(Your objective) Go through the data below and copy it exactly, skipping every picture.

Figure data in JSON:
<<<<
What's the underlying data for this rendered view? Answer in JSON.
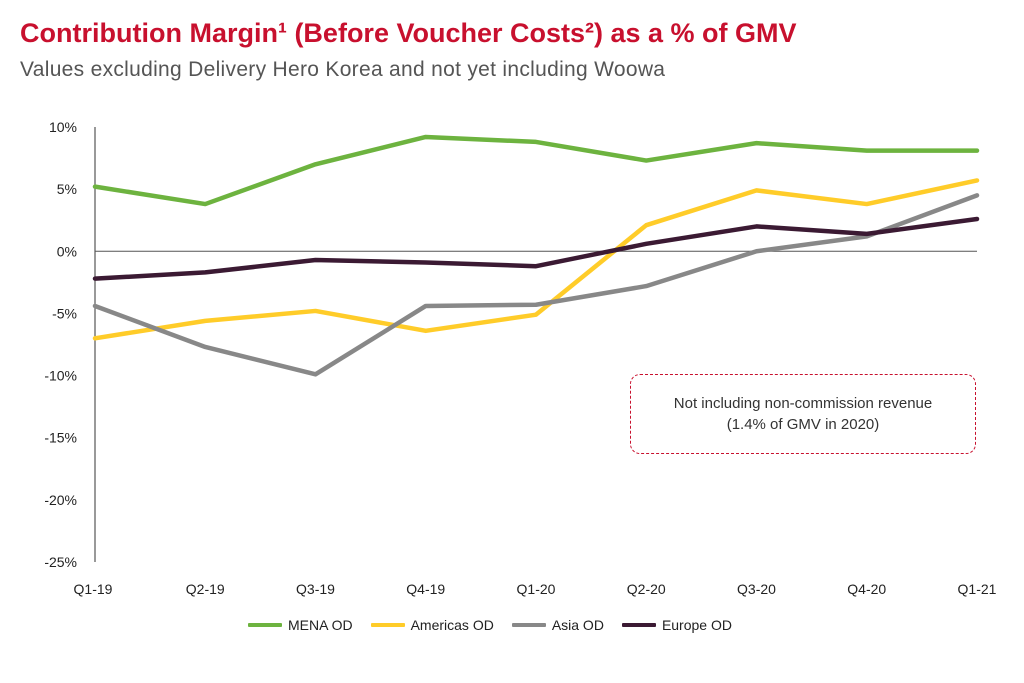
{
  "title": "Contribution Margin¹ (Before Voucher Costs²) as a % of GMV",
  "subtitle": "Values excluding Delivery Hero Korea and not yet including Woowa",
  "annotation": {
    "line1": "Not including non-commission revenue",
    "line2": "(1.4% of GMV in 2020)"
  },
  "colors": {
    "mena": "#6db33f",
    "americas": "#ffcc29",
    "asia": "#888888",
    "europe": "#3b1a33",
    "accent": "#c8102e"
  },
  "chart_data": {
    "type": "line",
    "title": "Contribution Margin¹ (Before Voucher Costs²) as a % of GMV",
    "xlabel": "",
    "ylabel": "",
    "ylim": [
      -25,
      10
    ],
    "yticks": [
      10,
      5,
      0,
      -5,
      -10,
      -15,
      -20,
      -25
    ],
    "ytick_labels": [
      "10%",
      "5%",
      "0%",
      "-5%",
      "-10%",
      "-15%",
      "-20%",
      "-25%"
    ],
    "categories": [
      "Q1-19",
      "Q2-19",
      "Q3-19",
      "Q4-19",
      "Q1-20",
      "Q2-20",
      "Q3-20",
      "Q4-20",
      "Q1-21"
    ],
    "legend_position": "bottom",
    "series": [
      {
        "name": "MENA OD",
        "key": "mena",
        "values": [
          5.2,
          3.8,
          7.0,
          9.2,
          8.8,
          7.3,
          8.7,
          8.1,
          8.1
        ]
      },
      {
        "name": "Americas OD",
        "key": "americas",
        "values": [
          -7.0,
          -5.6,
          -4.8,
          -6.4,
          -5.1,
          2.1,
          4.9,
          3.8,
          5.7
        ]
      },
      {
        "name": "Asia OD",
        "key": "asia",
        "values": [
          -4.4,
          -7.7,
          -9.9,
          -4.4,
          -4.3,
          -2.8,
          0.0,
          1.2,
          4.5
        ]
      },
      {
        "name": "Europe OD",
        "key": "europe",
        "values": [
          -2.2,
          -1.7,
          -0.7,
          -0.9,
          -1.2,
          0.6,
          2.0,
          1.4,
          2.6
        ]
      }
    ]
  }
}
>>>>
(Written response)
What's the underlying data for this rendered view? Answer in JSON.
{
  "title": "Contribution Margin¹ (Before Voucher Costs²) as a % of GMV",
  "subtitle": "Values excluding Delivery Hero Korea and not yet including Woowa",
  "annotation": {
    "line1": "Not including non-commission revenue",
    "line2": "(1.4% of GMV in 2020)"
  },
  "colors": {
    "mena": "#6db33f",
    "americas": "#ffcc29",
    "asia": "#888888",
    "europe": "#3b1a33",
    "accent": "#c8102e"
  },
  "chart_data": {
    "type": "line",
    "title": "Contribution Margin¹ (Before Voucher Costs²) as a % of GMV",
    "xlabel": "",
    "ylabel": "",
    "ylim": [
      -25,
      10
    ],
    "yticks": [
      10,
      5,
      0,
      -5,
      -10,
      -15,
      -20,
      -25
    ],
    "ytick_labels": [
      "10%",
      "5%",
      "0%",
      "-5%",
      "-10%",
      "-15%",
      "-20%",
      "-25%"
    ],
    "categories": [
      "Q1-19",
      "Q2-19",
      "Q3-19",
      "Q4-19",
      "Q1-20",
      "Q2-20",
      "Q3-20",
      "Q4-20",
      "Q1-21"
    ],
    "legend_position": "bottom",
    "series": [
      {
        "name": "MENA OD",
        "key": "mena",
        "values": [
          5.2,
          3.8,
          7.0,
          9.2,
          8.8,
          7.3,
          8.7,
          8.1,
          8.1
        ]
      },
      {
        "name": "Americas OD",
        "key": "americas",
        "values": [
          -7.0,
          -5.6,
          -4.8,
          -6.4,
          -5.1,
          2.1,
          4.9,
          3.8,
          5.7
        ]
      },
      {
        "name": "Asia OD",
        "key": "asia",
        "values": [
          -4.4,
          -7.7,
          -9.9,
          -4.4,
          -4.3,
          -2.8,
          0.0,
          1.2,
          4.5
        ]
      },
      {
        "name": "Europe OD",
        "key": "europe",
        "values": [
          -2.2,
          -1.7,
          -0.7,
          -0.9,
          -1.2,
          0.6,
          2.0,
          1.4,
          2.6
        ]
      }
    ]
  }
}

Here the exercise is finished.